**Task brief:**
Copy every record word for word.

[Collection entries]
══════════════════════════════
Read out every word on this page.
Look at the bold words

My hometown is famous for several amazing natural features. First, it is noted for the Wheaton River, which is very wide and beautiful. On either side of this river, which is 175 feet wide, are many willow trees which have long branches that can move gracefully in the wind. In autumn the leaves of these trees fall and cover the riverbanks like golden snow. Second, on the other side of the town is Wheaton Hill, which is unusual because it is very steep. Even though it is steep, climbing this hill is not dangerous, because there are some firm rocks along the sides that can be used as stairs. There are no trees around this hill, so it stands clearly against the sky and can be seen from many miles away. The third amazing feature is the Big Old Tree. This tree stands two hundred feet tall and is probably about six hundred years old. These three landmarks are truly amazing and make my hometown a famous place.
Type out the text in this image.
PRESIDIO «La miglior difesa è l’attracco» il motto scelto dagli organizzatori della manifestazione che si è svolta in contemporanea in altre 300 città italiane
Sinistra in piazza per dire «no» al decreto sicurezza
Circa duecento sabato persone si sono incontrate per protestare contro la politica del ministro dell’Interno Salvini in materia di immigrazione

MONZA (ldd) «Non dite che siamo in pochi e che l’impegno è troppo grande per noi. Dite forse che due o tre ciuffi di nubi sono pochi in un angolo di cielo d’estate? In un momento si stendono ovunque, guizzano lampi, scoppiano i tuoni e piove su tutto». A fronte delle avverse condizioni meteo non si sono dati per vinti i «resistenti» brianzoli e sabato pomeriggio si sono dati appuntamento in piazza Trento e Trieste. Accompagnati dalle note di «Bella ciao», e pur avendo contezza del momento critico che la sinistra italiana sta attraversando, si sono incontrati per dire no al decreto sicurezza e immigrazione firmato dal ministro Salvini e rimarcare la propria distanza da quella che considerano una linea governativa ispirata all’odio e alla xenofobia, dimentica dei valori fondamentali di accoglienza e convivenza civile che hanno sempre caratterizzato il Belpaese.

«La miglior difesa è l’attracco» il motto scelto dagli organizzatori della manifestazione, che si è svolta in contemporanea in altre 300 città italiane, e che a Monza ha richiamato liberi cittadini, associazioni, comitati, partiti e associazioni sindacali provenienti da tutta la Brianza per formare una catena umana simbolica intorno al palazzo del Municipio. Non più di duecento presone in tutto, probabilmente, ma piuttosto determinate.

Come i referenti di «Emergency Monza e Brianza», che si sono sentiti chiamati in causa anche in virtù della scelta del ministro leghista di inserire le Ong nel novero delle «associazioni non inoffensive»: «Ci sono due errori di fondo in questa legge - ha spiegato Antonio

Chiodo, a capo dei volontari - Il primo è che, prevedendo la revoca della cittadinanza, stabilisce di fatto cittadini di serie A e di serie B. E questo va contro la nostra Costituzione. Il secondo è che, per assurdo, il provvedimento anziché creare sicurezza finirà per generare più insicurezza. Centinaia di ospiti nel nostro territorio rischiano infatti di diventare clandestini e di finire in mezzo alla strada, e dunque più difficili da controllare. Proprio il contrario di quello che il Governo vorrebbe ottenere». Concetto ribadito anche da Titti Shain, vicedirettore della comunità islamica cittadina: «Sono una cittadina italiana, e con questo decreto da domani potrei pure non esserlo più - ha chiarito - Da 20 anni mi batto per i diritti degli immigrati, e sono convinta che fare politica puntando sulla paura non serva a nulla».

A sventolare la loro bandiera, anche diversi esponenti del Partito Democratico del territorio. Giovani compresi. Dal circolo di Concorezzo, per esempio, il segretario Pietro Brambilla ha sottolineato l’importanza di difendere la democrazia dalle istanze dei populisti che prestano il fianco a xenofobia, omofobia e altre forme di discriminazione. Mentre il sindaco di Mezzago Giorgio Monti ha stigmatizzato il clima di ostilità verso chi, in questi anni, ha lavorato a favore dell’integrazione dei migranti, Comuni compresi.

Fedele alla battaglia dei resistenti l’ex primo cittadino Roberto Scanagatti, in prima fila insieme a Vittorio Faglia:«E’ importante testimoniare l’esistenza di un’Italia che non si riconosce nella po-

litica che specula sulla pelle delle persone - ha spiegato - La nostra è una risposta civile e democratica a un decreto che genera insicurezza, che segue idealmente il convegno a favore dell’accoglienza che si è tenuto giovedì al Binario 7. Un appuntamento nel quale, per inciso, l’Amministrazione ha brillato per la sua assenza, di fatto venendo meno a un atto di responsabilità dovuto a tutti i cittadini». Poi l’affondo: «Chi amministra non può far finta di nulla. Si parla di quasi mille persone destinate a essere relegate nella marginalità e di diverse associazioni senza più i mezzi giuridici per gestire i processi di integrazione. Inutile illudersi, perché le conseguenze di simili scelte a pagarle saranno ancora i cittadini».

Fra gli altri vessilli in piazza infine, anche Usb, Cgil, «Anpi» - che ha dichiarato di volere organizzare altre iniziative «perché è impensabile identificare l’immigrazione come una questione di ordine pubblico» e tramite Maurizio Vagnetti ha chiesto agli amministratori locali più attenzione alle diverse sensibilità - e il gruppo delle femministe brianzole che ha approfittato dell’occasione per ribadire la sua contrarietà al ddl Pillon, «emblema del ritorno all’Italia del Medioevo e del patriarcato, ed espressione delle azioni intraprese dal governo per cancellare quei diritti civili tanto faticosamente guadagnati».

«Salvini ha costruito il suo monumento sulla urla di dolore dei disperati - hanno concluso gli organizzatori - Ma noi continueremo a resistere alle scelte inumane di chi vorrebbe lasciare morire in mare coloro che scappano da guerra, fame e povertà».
══════════════════════════════
**Correct output:**
Read out every word on this page.
Look at the bold words

My hometown is famous for several amazing natural features. First, it is noted for the Wheaton River, which is very wide and beautiful. On either side of this river, which is 175 feet wide, are many willow trees which have long branches that can move gracefully in the wind. In autumn the leaves of these trees fall and cover the riverbanks like golden snow. Second, on the other side of the town is Wheaton Hill, which is unusual because it is very steep. Even though it is steep, climbing this hill is not dangerous, because there are some firm rocks along the sides that can be used as stairs. There are no trees around this hill, so it stands clearly against the sky and can be seen from many miles away. The third amazing feature is the Big Old Tree. This tree stands two hundred feet tall and is probably about six hundred years old. These three landmarks are truly amazing and make my hometown a famous place.
Type out the text in this image.
PRESIDIO «La miglior difesa è l’attracco» il motto scelto dagli organizzatori della manifestazione che si è svolta in contemporanea in altre 300 città italiane
Sinistra in piazza per dire «no» al decreto sicurezza
Circa duecento sabato persone si sono incontrate per protestare contro la politica del ministro dell’Interno Salvini in materia di immigrazione

MONZA (ldd) «Non dite che siamo in pochi e che l’impegno è troppo grande per noi. Dite forse che due o tre ciuffi di nubi sono pochi in un angolo di cielo d’estate? In un momento si stendono ovunque, guizzano lampi, scoppiano i tuoni e piove su tutto». A fronte delle avverse condizioni meteo non si sono dati per vinti i «resistenti» brianzoli e sabato pomeriggio si sono dati appuntamento in piazza Trento e Trieste. Accompagnati dalle note di «Bella ciao», e pur avendo contezza del momento critico che la sinistra italiana sta attraversando, si sono incontrati per dire no al decreto sicurezza e immigrazione firmato dal ministro Salvini e rimarcare la propria distanza da quella che considerano una linea governativa ispirata all’odio e alla xenofobia, dimentica dei valori fondamentali di accoglienza e convivenza civile che hanno sempre caratterizzato il Belpaese.

«La miglior difesa è l’attracco» il motto scelto dagli organizzatori della manifestazione, che si è svolta in contemporanea in altre 300 città italiane, e che a Monza ha richiamato liberi cittadini, associazioni, comitati, partiti e associazioni sindacali provenienti da tutta la Brianza per formare una catena umana simbolica intorno al palazzo del Municipio. Non più di duecento presone in tutto, probabilmente, ma piuttosto determinate.

Come i referenti di «Emergency Monza e Brianza», che si sono sentiti chiamati in causa anche in virtù della scelta del ministro leghista di inserire le Ong nel novero delle «associazioni non inoffensive»: «Ci sono due errori di fondo in questa legge - ha spiegato Antonio

Chiodo, a capo dei volontari - Il primo è che, prevedendo la revoca della cittadinanza, stabilisce di fatto cittadini di serie A e di serie B. E questo va contro la nostra Costituzione. Il secondo è che, per assurdo, il provvedimento anziché creare sicurezza finirà per generare più insicurezza. Centinaia di ospiti nel nostro territorio rischiano infatti di diventare clandestini e di finire in mezzo alla strada, e dunque più difficili da controllare. Proprio il contrario di quello che il Governo vorrebbe ottenere». Concetto ribadito anche da Titti Shain, vicedirettore della comunità islamica cittadina: «Sono una cittadina italiana, e con questo decreto da domani potrei pure non esserlo più - ha chiarito - Da 20 anni mi batto per i diritti degli immigrati, e sono convinta che fare politica puntando sulla paura non serva a nulla».

A sventolare la loro bandiera, anche diversi esponenti del Partito Democratico del territorio. Giovani compresi. Dal circolo di Concorezzo, per esempio, il segretario Pietro Brambilla ha sottolineato l’importanza di difendere la democrazia dalle istanze dei populisti che prestano il fianco a xenofobia, omofobia e altre forme di discriminazione. Mentre il sindaco di Mezzago Giorgio Monti ha stigmatizzato il clima di ostilità verso chi, in questi anni, ha lavorato a favore dell’integrazione dei migranti, Comuni compresi.

Fedele alla battaglia dei resistenti l’ex primo cittadino Roberto Scanagatti, in prima fila insieme a Vittorio Faglia:«E’ importante testimoniare l’esistenza di un’Italia che non si riconosce nella po-

litica che specula sulla pelle delle persone - ha spiegato - La nostra è una risposta civile e democratica a un decreto che genera insicurezza, che segue idealmente il convegno a favore dell’accoglienza che si è tenuto giovedì al Binario 7. Un appuntamento nel quale, per inciso, l’Amministrazione ha brillato per la sua assenza, di fatto venendo meno a un atto di responsabilità dovuto a tutti i cittadini». Poi l’affondo: «Chi amministra non può far finta di nulla. Si parla di quasi mille persone destinate a essere relegate nella marginalità e di diverse associazioni senza più i mezzi giuridici per gestire i processi di integrazione. Inutile illudersi, perché le conseguenze di simili scelte a pagarle saranno ancora i cittadini».

Fra gli altri vessilli in piazza infine, anche Usb, Cgil, «Anpi» - che ha dichiarato di volere organizzare altre iniziative «perché è impensabile identificare l’immigrazione come una questione di ordine pubblico» e tramite Maurizio Vagnetti ha chiesto agli amministratori locali più attenzione alle diverse sensibilità - e il gruppo delle femministe brianzole che ha approfittato dell’occasione per ribadire la sua contrarietà al ddl Pillon, «emblema del ritorno all’Italia del Medioevo e del patriarcato, ed espressione delle azioni intraprese dal governo per cancellare quei diritti civili tanto faticosamente guadagnati».

«Salvini ha costruito il suo monumento sulla urla di dolore dei disperati - hanno concluso gli organizzatori - Ma noi continueremo a resistere alle scelte inumane di chi vorrebbe lasciare morire in mare coloro che scappano da guerra, fame e povertà».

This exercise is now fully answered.